> WHAT YOU NEED TO DO
Write out every line of the records below without changing anything.

* start DATA EXTRACT *

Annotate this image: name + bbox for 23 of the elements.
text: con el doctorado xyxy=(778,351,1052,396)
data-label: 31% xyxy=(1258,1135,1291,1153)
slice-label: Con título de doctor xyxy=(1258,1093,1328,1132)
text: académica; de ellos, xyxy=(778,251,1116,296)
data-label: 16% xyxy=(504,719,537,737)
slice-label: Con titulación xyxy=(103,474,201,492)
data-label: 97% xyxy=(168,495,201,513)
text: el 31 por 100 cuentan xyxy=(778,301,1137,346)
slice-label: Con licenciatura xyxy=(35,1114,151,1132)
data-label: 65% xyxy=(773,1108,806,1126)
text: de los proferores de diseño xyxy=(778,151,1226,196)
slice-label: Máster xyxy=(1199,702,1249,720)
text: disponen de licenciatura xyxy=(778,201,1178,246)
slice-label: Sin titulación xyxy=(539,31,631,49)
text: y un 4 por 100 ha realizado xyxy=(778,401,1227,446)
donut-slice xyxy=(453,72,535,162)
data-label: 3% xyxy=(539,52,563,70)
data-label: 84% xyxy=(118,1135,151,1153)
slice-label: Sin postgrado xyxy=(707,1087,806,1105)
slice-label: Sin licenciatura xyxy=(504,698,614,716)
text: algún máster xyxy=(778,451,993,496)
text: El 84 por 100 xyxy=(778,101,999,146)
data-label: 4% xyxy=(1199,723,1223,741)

* end DATA EXTRACT *

> PROBLEM SOLUTION
Annotate this image: name + bbox for 23 of the elements.
text: con el doctorado xyxy=(778,351,1052,396)
data-label: 31% xyxy=(1258,1135,1291,1153)
slice-label: Con título de doctor xyxy=(1258,1093,1328,1132)
text: académica; de ellos, xyxy=(778,251,1116,296)
data-label: 16% xyxy=(504,719,537,737)
slice-label: Con titulación xyxy=(103,474,201,492)
data-label: 97% xyxy=(168,495,201,513)
text: el 31 por 100 cuentan xyxy=(778,301,1137,346)
slice-label: Con licenciatura xyxy=(35,1114,151,1132)
data-label: 65% xyxy=(773,1108,806,1126)
text: de los proferores de diseño xyxy=(778,151,1226,196)
slice-label: Máster xyxy=(1199,702,1249,720)
text: disponen de licenciatura xyxy=(778,201,1178,246)
slice-label: Sin titulación xyxy=(539,31,631,49)
text: y un 4 por 100 ha realizado xyxy=(778,401,1227,446)
donut-slice xyxy=(453,72,535,162)
data-label: 3% xyxy=(539,52,563,70)
data-label: 84% xyxy=(118,1135,151,1153)
slice-label: Sin postgrado xyxy=(707,1087,806,1105)
slice-label: Sin licenciatura xyxy=(504,698,614,716)
text: algún máster xyxy=(778,451,993,496)
text: El 84 por 100 xyxy=(778,101,999,146)
data-label: 4% xyxy=(1199,723,1223,741)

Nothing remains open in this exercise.